Records to process start
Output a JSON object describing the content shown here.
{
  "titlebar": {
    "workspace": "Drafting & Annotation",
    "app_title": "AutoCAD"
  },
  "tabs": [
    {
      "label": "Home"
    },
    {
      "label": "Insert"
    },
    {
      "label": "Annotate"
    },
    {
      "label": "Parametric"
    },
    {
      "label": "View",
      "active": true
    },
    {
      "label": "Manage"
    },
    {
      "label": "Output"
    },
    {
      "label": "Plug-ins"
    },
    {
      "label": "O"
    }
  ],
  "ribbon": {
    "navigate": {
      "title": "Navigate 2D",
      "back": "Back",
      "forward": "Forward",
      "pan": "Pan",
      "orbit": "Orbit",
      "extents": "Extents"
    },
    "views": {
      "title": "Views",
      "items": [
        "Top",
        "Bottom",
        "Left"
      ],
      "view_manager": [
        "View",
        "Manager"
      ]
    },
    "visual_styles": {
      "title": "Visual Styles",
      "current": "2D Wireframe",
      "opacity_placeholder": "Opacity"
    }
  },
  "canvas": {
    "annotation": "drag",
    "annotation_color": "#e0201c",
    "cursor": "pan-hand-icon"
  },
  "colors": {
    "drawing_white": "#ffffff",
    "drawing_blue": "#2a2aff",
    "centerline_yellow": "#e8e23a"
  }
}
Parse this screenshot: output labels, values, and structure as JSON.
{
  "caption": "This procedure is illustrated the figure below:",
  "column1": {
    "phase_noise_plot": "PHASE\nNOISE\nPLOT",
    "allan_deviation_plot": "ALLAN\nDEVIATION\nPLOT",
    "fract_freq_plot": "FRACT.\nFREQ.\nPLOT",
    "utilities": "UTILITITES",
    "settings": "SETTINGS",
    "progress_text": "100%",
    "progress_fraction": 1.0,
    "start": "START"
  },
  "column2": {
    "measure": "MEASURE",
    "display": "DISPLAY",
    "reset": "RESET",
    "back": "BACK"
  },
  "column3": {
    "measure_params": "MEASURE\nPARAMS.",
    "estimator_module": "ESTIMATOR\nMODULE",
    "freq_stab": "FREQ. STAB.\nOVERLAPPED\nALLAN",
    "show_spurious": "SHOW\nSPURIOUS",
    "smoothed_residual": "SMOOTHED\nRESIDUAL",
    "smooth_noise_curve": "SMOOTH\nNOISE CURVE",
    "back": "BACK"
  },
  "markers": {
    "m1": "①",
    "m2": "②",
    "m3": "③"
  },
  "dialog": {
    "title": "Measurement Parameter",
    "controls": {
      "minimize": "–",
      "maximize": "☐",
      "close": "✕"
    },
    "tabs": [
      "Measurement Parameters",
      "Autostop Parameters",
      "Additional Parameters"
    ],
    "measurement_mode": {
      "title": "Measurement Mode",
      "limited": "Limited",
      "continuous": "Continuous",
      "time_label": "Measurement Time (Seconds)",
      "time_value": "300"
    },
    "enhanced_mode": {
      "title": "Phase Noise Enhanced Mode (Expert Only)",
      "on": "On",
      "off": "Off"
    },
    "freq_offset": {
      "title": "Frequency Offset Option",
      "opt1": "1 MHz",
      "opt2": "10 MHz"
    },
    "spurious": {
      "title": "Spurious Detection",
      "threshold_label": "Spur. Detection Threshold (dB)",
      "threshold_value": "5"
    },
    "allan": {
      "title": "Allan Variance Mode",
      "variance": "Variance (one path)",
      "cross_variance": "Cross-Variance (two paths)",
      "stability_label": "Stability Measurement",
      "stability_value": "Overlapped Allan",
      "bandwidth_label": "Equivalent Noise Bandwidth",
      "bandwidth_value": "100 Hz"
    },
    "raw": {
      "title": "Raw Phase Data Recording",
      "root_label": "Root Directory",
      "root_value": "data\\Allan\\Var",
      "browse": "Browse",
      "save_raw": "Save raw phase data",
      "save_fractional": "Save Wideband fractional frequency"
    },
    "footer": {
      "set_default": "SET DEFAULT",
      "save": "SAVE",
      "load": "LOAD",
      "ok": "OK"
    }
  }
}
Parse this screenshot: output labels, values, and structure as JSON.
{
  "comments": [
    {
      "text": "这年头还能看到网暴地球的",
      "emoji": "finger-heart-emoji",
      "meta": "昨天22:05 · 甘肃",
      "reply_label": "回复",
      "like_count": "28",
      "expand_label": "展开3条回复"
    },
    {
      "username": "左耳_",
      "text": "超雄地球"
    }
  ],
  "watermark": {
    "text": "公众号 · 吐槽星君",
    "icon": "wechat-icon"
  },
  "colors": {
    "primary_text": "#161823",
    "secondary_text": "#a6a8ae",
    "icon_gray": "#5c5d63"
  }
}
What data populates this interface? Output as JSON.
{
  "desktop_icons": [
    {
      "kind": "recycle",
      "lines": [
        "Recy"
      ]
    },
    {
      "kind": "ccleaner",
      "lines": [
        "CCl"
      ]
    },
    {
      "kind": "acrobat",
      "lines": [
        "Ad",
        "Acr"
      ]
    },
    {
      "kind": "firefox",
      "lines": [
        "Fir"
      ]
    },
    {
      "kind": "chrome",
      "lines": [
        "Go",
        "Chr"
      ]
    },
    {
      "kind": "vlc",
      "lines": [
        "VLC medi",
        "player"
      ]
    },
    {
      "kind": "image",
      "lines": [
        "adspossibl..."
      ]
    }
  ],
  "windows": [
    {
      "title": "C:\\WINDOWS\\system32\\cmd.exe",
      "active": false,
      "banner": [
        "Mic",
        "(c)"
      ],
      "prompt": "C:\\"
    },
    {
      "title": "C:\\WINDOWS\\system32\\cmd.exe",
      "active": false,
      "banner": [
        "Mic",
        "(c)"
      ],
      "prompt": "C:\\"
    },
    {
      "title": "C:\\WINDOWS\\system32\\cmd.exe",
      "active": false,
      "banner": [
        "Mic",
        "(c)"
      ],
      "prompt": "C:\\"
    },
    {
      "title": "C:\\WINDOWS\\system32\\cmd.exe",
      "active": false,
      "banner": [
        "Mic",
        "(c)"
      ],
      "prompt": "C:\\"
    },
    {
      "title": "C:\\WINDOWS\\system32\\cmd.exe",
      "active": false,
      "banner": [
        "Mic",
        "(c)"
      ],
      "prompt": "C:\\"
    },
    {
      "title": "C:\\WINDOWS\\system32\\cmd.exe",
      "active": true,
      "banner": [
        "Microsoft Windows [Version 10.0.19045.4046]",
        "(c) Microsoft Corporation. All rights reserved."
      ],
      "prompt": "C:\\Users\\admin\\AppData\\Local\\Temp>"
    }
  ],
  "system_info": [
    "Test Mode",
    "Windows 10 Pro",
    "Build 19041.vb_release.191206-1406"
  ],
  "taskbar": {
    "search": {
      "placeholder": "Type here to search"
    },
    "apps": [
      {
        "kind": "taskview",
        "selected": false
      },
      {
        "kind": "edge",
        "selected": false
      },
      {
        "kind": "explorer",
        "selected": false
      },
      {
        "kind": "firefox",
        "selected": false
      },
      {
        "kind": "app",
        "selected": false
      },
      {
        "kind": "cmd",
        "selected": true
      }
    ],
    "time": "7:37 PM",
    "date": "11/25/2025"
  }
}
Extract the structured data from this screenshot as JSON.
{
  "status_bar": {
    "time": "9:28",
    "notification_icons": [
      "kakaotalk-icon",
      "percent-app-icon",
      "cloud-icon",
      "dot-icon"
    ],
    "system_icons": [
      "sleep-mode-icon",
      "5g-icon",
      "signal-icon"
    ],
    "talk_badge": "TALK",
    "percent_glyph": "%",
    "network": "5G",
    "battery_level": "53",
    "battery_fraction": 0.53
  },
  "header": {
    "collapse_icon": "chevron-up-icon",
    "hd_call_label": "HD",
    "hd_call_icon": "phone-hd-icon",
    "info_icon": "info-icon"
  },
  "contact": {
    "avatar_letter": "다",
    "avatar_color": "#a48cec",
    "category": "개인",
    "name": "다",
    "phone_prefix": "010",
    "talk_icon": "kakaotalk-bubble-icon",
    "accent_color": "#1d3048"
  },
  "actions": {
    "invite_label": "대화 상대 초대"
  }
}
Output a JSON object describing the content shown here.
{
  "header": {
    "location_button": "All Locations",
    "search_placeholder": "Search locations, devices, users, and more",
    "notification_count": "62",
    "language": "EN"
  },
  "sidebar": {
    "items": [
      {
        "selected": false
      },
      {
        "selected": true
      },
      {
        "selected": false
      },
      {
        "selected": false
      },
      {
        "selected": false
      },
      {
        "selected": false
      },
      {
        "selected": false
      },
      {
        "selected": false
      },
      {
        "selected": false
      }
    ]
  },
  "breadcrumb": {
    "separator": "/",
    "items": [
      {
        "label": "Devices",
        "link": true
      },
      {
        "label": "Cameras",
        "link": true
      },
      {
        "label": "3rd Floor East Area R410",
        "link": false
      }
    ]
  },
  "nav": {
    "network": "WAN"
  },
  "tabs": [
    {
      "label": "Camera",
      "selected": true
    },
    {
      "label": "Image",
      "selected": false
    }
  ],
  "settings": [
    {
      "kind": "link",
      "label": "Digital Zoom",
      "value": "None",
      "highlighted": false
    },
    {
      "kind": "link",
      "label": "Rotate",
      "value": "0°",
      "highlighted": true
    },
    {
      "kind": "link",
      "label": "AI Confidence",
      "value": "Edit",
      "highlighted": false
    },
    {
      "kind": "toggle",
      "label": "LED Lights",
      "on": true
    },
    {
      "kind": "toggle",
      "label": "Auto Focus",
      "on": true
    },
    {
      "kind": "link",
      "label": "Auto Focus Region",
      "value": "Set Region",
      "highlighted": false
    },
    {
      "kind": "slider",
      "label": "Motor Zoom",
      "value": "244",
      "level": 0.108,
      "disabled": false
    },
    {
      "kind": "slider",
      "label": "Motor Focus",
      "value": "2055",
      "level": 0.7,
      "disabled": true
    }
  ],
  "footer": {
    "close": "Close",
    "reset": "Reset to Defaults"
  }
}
Records to process end
Copy out every line from the material above in which the word "reset" appears.

Completed task:
    "reset": "RESET",
    "reset": "Reset to Defaults"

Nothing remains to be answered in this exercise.